• **What the task asks**: Transcribe the material below exactly as it appears.

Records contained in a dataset

╔══

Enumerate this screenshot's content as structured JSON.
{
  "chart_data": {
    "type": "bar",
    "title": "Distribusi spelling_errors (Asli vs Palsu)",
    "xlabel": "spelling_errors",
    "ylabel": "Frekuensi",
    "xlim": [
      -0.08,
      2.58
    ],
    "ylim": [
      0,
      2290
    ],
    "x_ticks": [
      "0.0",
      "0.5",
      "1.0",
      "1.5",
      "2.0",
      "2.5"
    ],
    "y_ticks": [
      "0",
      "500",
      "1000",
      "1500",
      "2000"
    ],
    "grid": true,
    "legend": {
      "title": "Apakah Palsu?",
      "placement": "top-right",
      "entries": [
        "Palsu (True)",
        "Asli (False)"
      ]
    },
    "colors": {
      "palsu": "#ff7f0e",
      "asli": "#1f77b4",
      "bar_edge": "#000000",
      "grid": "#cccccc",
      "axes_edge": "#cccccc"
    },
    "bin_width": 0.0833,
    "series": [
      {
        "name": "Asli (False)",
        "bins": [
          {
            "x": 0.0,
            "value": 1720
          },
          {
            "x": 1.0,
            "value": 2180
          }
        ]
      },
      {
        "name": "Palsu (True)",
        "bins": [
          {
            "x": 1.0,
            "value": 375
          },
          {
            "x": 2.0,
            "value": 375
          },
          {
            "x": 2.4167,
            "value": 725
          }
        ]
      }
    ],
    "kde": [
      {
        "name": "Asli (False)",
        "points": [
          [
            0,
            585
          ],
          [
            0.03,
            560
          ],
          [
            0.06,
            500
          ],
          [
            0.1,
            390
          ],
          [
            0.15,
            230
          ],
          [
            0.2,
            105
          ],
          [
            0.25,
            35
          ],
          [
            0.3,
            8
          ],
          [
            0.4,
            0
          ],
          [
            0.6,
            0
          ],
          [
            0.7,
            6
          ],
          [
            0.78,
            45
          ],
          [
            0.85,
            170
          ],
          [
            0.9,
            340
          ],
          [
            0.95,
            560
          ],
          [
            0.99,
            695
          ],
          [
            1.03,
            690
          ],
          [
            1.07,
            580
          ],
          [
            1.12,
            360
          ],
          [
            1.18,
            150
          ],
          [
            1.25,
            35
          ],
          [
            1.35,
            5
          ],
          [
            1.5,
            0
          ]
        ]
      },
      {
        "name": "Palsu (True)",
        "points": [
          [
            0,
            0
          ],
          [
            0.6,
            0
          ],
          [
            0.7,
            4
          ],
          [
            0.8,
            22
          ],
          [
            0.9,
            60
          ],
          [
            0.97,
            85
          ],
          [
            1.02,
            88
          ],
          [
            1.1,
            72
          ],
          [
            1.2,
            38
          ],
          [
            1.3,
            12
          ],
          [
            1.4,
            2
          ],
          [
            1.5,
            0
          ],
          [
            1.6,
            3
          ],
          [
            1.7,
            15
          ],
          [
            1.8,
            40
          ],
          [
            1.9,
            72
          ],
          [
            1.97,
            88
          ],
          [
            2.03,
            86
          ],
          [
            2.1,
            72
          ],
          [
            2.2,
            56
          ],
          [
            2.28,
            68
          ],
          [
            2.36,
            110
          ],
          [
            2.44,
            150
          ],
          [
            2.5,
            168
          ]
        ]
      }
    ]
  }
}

╚══

• **The solution**:
Enumerate this screenshot's content as structured JSON.
{
  "chart_data": {
    "type": "bar",
    "title": "Distribusi spelling_errors (Asli vs Palsu)",
    "xlabel": "spelling_errors",
    "ylabel": "Frekuensi",
    "xlim": [
      -0.08,
      2.58
    ],
    "ylim": [
      0,
      2290
    ],
    "x_ticks": [
      "0.0",
      "0.5",
      "1.0",
      "1.5",
      "2.0",
      "2.5"
    ],
    "y_ticks": [
      "0",
      "500",
      "1000",
      "1500",
      "2000"
    ],
    "grid": true,
    "legend": {
      "title": "Apakah Palsu?",
      "placement": "top-right",
      "entries": [
        "Palsu (True)",
        "Asli (False)"
      ]
    },
    "colors": {
      "palsu": "#ff7f0e",
      "asli": "#1f77b4",
      "bar_edge": "#000000",
      "grid": "#cccccc",
      "axes_edge": "#cccccc"
    },
    "bin_width": 0.0833,
    "series": [
      {
        "name": "Asli (False)",
        "bins": [
          {
            "x": 0.0,
            "value": 1720
          },
          {
            "x": 1.0,
            "value": 2180
          }
        ]
      },
      {
        "name": "Palsu (True)",
        "bins": [
          {
            "x": 1.0,
            "value": 375
          },
          {
            "x": 2.0,
            "value": 375
          },
          {
            "x": 2.4167,
            "value": 725
          }
        ]
      }
    ],
    "kde": [
      {
        "name": "Asli (False)",
        "points": [
          [
            0,
            585
          ],
          [
            0.03,
            560
          ],
          [
            0.06,
            500
          ],
          [
            0.1,
            390
          ],
          [
            0.15,
            230
          ],
          [
            0.2,
            105
          ],
          [
            0.25,
            35
          ],
          [
            0.3,
            8
          ],
          [
            0.4,
            0
          ],
          [
            0.6,
            0
          ],
          [
            0.7,
            6
          ],
          [
            0.78,
            45
          ],
          [
            0.85,
            170
          ],
          [
            0.9,
            340
          ],
          [
            0.95,
            560
          ],
          [
            0.99,
            695
          ],
          [
            1.03,
            690
          ],
          [
            1.07,
            580
          ],
          [
            1.12,
            360
          ],
          [
            1.18,
            150
          ],
          [
            1.25,
            35
          ],
          [
            1.35,
            5
          ],
          [
            1.5,
            0
          ]
        ]
      },
      {
        "name": "Palsu (True)",
        "points": [
          [
            0,
            0
          ],
          [
            0.6,
            0
          ],
          [
            0.7,
            4
          ],
          [
            0.8,
            22
          ],
          [
            0.9,
            60
          ],
          [
            0.97,
            85
          ],
          [
            1.02,
            88
          ],
          [
            1.1,
            72
          ],
          [
            1.2,
            38
          ],
          [
            1.3,
            12
          ],
          [
            1.4,
            2
          ],
          [
            1.5,
            0
          ],
          [
            1.6,
            3
          ],
          [
            1.7,
            15
          ],
          [
            1.8,
            40
          ],
          [
            1.9,
            72
          ],
          [
            1.97,
            88
          ],
          [
            2.03,
            86
          ],
          [
            2.1,
            72
          ],
          [
            2.2,
            56
          ],
          [
            2.28,
            68
          ],
          [
            2.36,
            110
          ],
          [
            2.44,
            150
          ],
          [
            2.5,
            168
          ]
        ]
      }
    ]
  }
}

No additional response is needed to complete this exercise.